*** Dataset records ***

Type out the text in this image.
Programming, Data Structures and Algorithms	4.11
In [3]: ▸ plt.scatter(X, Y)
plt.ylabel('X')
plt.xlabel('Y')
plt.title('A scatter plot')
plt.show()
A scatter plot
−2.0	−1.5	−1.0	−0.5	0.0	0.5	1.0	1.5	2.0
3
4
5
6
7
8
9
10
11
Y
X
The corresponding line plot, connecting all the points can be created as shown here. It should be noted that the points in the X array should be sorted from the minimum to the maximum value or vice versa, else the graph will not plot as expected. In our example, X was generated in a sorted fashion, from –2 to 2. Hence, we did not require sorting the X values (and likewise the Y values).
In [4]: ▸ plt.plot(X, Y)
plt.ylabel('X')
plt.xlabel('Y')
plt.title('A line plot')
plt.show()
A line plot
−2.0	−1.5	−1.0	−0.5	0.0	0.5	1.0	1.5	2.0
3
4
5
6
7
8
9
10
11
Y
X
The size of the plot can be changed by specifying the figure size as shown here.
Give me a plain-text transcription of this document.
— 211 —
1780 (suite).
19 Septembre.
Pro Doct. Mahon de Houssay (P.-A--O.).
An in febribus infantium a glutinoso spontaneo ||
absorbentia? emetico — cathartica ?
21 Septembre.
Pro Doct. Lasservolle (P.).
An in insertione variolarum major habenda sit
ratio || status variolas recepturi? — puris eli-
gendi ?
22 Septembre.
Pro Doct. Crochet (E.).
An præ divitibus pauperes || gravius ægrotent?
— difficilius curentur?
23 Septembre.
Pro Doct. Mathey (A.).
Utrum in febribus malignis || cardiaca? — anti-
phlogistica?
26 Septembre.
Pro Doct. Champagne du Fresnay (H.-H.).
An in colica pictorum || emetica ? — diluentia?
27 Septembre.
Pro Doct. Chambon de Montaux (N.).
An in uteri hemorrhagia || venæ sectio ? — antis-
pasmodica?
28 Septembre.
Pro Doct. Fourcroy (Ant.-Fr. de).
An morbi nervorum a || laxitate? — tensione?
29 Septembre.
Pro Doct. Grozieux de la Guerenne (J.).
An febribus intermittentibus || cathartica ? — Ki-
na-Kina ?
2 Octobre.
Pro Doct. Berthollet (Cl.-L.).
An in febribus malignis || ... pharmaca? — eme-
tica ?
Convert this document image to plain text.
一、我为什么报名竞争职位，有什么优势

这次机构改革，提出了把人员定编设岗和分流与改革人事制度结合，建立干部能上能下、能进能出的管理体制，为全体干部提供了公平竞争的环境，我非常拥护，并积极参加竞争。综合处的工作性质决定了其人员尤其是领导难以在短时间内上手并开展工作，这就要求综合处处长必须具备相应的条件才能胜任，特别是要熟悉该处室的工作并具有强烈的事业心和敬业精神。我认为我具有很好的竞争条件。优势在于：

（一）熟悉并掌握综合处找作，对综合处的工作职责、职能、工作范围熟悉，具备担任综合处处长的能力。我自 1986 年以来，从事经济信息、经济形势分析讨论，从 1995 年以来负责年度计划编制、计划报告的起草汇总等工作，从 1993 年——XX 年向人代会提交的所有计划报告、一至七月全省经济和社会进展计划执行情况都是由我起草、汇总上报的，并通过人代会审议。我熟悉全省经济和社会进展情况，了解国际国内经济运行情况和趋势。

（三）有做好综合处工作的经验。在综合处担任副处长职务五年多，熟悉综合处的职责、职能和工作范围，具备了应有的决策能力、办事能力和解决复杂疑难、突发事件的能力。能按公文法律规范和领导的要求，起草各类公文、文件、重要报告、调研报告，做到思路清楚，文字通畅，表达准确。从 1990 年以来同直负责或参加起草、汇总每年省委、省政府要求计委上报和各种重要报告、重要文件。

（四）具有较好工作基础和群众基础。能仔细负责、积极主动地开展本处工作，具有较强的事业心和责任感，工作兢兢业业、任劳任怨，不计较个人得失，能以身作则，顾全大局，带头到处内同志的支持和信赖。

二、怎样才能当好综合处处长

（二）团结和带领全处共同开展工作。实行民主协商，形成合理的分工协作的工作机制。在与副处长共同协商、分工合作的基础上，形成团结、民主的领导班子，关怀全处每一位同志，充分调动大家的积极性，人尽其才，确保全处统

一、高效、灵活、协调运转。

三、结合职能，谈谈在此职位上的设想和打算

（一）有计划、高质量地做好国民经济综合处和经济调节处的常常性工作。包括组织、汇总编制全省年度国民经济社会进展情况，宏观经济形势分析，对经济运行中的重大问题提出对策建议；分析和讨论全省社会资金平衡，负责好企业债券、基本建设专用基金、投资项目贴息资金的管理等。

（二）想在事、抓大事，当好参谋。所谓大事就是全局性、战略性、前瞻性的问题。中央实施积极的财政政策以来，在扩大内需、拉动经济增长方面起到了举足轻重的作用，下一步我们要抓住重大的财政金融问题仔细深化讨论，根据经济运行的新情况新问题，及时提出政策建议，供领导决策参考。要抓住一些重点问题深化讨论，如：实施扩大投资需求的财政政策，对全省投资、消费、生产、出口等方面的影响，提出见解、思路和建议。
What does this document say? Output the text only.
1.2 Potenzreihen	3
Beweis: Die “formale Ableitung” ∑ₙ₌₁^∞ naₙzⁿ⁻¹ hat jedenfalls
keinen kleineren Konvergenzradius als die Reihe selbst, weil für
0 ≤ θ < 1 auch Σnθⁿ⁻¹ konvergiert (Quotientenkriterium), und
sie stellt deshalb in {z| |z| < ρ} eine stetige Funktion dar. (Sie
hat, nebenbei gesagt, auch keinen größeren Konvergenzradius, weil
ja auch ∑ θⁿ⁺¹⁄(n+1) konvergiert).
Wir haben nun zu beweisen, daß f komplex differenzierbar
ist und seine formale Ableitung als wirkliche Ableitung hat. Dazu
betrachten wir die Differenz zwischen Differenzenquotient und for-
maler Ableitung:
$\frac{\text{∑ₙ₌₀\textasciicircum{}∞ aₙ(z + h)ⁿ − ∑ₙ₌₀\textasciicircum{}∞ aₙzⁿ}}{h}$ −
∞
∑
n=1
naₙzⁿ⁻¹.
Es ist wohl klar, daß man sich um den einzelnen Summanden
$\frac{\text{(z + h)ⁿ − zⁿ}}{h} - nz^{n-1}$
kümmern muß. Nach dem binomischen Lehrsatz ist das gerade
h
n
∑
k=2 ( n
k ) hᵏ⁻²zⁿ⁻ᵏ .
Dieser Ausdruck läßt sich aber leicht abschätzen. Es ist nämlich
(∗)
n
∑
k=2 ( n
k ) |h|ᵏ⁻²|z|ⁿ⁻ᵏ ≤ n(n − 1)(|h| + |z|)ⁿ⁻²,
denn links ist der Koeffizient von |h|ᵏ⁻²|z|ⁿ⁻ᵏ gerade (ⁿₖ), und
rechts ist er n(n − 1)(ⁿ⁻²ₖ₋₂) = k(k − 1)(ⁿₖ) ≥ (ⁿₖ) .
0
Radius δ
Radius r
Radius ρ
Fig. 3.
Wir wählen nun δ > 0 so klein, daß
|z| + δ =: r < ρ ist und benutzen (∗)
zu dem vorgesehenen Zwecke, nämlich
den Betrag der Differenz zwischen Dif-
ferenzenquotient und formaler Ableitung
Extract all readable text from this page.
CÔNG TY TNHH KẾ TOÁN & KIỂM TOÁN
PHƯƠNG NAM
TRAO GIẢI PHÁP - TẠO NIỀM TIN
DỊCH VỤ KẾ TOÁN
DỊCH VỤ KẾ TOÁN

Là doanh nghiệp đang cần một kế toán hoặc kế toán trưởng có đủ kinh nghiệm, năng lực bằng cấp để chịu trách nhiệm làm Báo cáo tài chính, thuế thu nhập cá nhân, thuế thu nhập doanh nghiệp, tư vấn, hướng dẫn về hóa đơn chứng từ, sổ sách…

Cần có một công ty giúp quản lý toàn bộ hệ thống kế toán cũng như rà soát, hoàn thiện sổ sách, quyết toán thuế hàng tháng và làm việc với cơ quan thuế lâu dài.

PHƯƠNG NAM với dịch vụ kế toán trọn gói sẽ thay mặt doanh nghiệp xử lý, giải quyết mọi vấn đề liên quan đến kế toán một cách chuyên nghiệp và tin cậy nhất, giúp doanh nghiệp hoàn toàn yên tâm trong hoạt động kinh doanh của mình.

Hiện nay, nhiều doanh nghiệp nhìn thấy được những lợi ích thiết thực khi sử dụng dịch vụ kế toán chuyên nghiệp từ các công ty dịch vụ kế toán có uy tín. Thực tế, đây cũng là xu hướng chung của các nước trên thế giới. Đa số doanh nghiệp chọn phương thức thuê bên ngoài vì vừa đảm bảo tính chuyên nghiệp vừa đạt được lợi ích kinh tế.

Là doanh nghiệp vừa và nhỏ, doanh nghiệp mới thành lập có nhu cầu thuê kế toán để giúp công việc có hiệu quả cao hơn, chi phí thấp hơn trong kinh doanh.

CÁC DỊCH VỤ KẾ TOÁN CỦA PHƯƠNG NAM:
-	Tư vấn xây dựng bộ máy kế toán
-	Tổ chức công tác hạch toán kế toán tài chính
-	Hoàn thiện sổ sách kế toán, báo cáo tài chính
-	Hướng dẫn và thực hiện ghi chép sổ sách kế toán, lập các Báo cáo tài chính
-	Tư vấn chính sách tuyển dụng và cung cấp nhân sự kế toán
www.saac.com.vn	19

***

→ Exercise brief: From the data above, copy each line that holds "text".

→ Complete output:
Type out the text in this image.
Give me a plain-text transcription of this document.
Convert this document image to plain text.
What does this document say? Output the text only.
$\frac{\text{∑ₙ₌₀\textasciicircum{}∞ aₙ(z + h)ⁿ − ∑ₙ₌₀\textasciicircum{}∞ aₙzⁿ}}{h}$ −
$\frac{\text{(z + h)ⁿ − zⁿ}}{h} - nz^{n-1}$
Extract all readable text from this page.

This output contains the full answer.